[Saved entries]
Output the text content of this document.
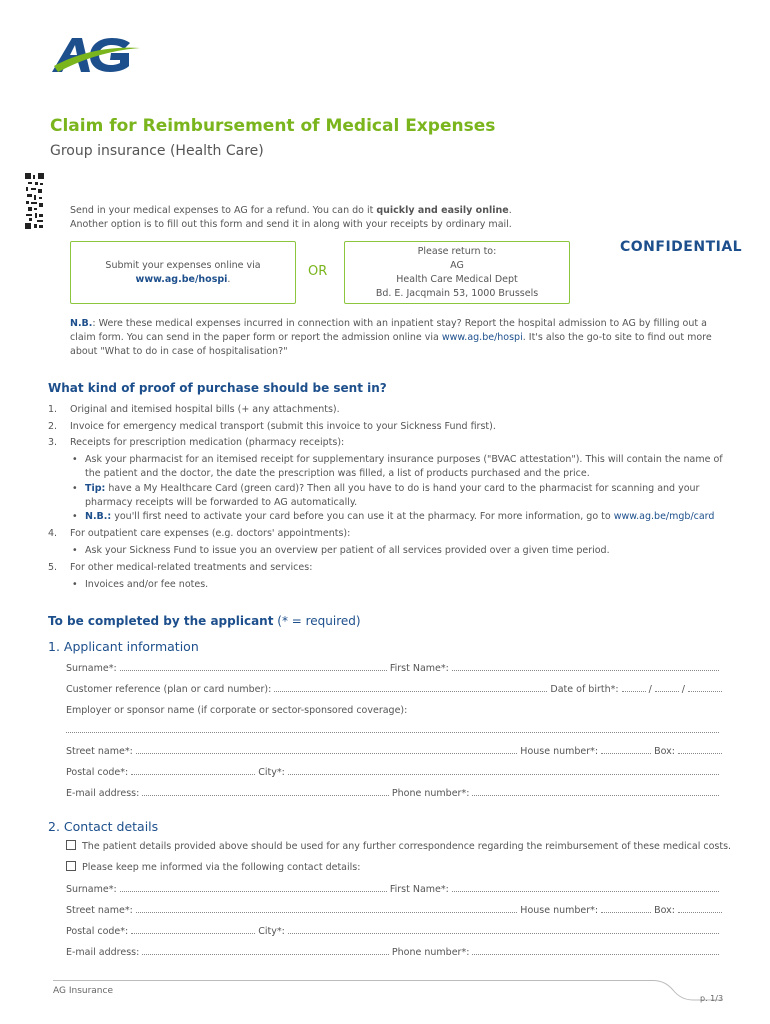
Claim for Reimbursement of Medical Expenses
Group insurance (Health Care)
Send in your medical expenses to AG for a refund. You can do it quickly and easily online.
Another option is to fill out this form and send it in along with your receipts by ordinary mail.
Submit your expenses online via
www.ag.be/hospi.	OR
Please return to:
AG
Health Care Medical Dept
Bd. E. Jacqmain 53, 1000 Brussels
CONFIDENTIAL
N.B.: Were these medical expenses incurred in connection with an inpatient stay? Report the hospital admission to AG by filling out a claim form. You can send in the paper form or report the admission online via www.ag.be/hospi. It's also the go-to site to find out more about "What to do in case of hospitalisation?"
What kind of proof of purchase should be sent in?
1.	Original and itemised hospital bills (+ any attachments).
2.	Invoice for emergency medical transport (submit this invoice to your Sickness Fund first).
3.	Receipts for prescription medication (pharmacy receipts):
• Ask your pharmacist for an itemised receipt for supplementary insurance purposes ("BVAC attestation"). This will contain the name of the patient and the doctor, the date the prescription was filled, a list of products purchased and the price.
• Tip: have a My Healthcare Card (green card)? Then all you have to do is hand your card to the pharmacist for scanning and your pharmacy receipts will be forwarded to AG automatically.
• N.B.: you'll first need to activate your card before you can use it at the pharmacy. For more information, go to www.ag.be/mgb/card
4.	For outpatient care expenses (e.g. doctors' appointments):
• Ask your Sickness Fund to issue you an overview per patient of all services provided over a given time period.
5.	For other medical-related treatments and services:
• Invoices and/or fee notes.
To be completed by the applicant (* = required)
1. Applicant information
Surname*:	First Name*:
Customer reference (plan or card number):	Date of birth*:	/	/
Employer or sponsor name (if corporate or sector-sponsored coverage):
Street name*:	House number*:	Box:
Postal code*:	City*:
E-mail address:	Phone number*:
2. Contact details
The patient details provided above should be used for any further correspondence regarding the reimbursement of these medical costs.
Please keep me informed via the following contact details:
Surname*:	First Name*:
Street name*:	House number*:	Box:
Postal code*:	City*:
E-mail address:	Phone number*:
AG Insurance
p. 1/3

WHAT THE EXERCISE ASKS: Pictures in the records above are not copied; print everything else exactly.

RESPONSE BELOW:
Output the text content of this document.
Claim for Reimbursement of Medical Expenses
Group insurance (Health Care)
Send in your medical expenses to AG for a refund. You can do it quickly and easily online.
Another option is to fill out this form and send it in along with your receipts by ordinary mail.
Submit your expenses online via
www.ag.be/hospi.	OR
Please return to:
AG
Health Care Medical Dept
Bd. E. Jacqmain 53, 1000 Brussels
CONFIDENTIAL
N.B.: Were these medical expenses incurred in connection with an inpatient stay? Report the hospital admission to AG by filling out a claim form. You can send in the paper form or report the admission online via www.ag.be/hospi. It's also the go-to site to find out more about "What to do in case of hospitalisation?"
What kind of proof of purchase should be sent in?
1.	Original and itemised hospital bills (+ any attachments).
2.	Invoice for emergency medical transport (submit this invoice to your Sickness Fund first).
3.	Receipts for prescription medication (pharmacy receipts):
• Ask your pharmacist for an itemised receipt for supplementary insurance purposes ("BVAC attestation"). This will contain the name of the patient and the doctor, the date the prescription was filled, a list of products purchased and the price.
• Tip: have a My Healthcare Card (green card)? Then all you have to do is hand your card to the pharmacist for scanning and your pharmacy receipts will be forwarded to AG automatically.
• N.B.: you'll first need to activate your card before you can use it at the pharmacy. For more information, go to www.ag.be/mgb/card
4.	For outpatient care expenses (e.g. doctors' appointments):
• Ask your Sickness Fund to issue you an overview per patient of all services provided over a given time period.
5.	For other medical-related treatments and services:
• Invoices and/or fee notes.
To be completed by the applicant (* = required)
1. Applicant information
Surname*:	First Name*:
Customer reference (plan or card number):	Date of birth*:	/	/
Employer or sponsor name (if corporate or sector-sponsored coverage):
Street name*:	House number*:	Box:
Postal code*:	City*:
E-mail address:	Phone number*:
2. Contact details
The patient details provided above should be used for any further correspondence regarding the reimbursement of these medical costs.
Please keep me informed via the following contact details:
Surname*:	First Name*:
Street name*:	House number*:	Box:
Postal code*:	City*:
E-mail address:	Phone number*:
AG Insurance
p. 1/3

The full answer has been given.